Lift out all lines below that contain "this".

**ITEMS:**
★ ★ ★ ★

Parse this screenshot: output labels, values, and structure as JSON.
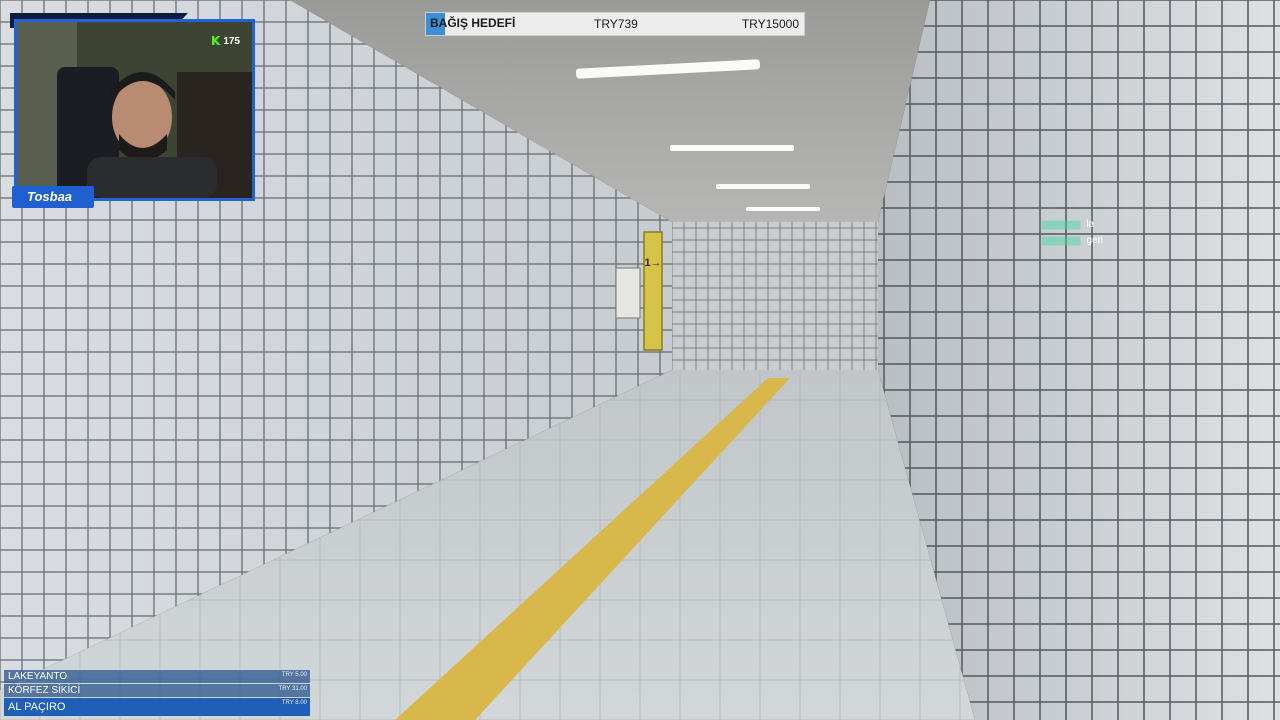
{
  "donation_goal": {
    "title": "BAĞIŞ HEDEFİ",
    "current": "TRY739",
    "target": "TRY15000",
    "progress": 0.049,
    "fill_color": "#3a8fd8"
  },
  "webcam": {
    "viewer_count": "175",
    "platform_icon": "kick-k-icon",
    "platform_glyph": "K",
    "platform_color": "#53fc18",
    "streamer_name": "Tosbaa",
    "frame_color": "#1f63d8"
  },
  "chat": {
    "messages": [
      {
        "user": "",
        "text": "la"
      },
      {
        "user": "",
        "text": "geri"
      }
    ]
  },
  "donations": {
    "items": [
      {
        "name": "LAKEYANTO",
        "amount": "TRY 5.00"
      },
      {
        "name": "KÖRFEZ SİKİCİ",
        "amount": "TRY 31.00"
      },
      {
        "name": "AL PAÇIRO",
        "amount": "TRY 8.00"
      }
    ]
  },
  "scene": {
    "sign_arrow": "1→",
    "tactile_strip_color": "#d8b84a",
    "tile_color": "#eef0f2",
    "grout_color": "#556066"
  }
}
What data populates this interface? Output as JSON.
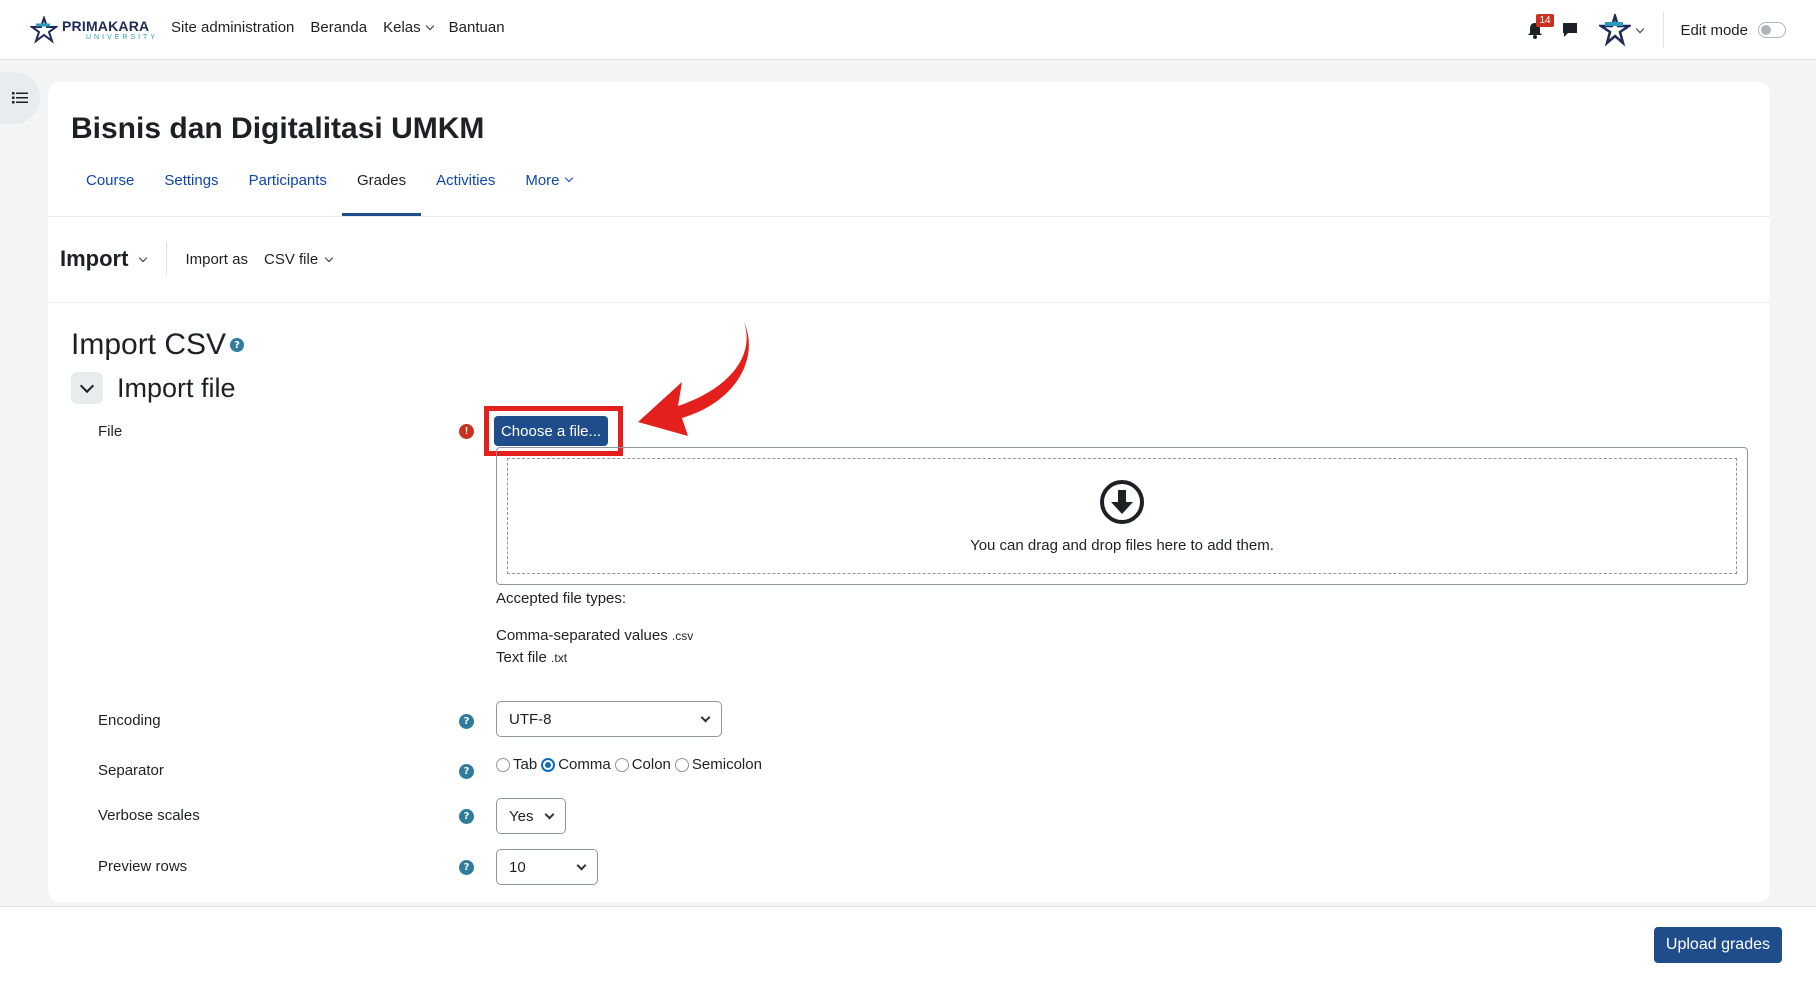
{
  "brand": {
    "name": "PRIMAKARA",
    "sub": "UNIVERSITY"
  },
  "nav": {
    "site_admin": "Site administration",
    "beranda": "Beranda",
    "kelas": "Kelas",
    "bantuan": "Bantuan",
    "notification_count": "14",
    "edit_mode": "Edit mode"
  },
  "course": {
    "title": "Bisnis dan Digitalitasi UMKM",
    "tabs": [
      "Course",
      "Settings",
      "Participants",
      "Grades",
      "Activities",
      "More"
    ],
    "active_tab": "Grades"
  },
  "tertiary": {
    "import_label": "Import",
    "import_as_label": "Import as",
    "import_as_value": "CSV file"
  },
  "form": {
    "heading": "Import CSV",
    "section": "Import file",
    "file_label": "File",
    "choose_button": "Choose a file...",
    "dropzone_msg": "You can drag and drop files here to add them.",
    "accepted_title": "Accepted file types:",
    "accepted": [
      {
        "name": "Comma-separated values",
        "ext": ".csv"
      },
      {
        "name": "Text file",
        "ext": ".txt"
      }
    ],
    "encoding_label": "Encoding",
    "encoding_value": "UTF-8",
    "separator_label": "Separator",
    "separator_options": [
      "Tab",
      "Comma",
      "Colon",
      "Semicolon"
    ],
    "separator_selected": "Comma",
    "verbose_label": "Verbose scales",
    "verbose_value": "Yes",
    "preview_label": "Preview rows",
    "preview_value": "10"
  },
  "footer": {
    "upload_button": "Upload grades"
  },
  "colors": {
    "primary": "#1f4d8c",
    "link": "#0f47ad",
    "highlight": "#e3201b",
    "required": "#ca3120",
    "help": "#2f7c9d"
  }
}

★ ★ ★ ★

**TASK OUTPUT:**
Parse this screenshot: output labels, values, and structure as JSON.
What data populates this interface? Output as JSON.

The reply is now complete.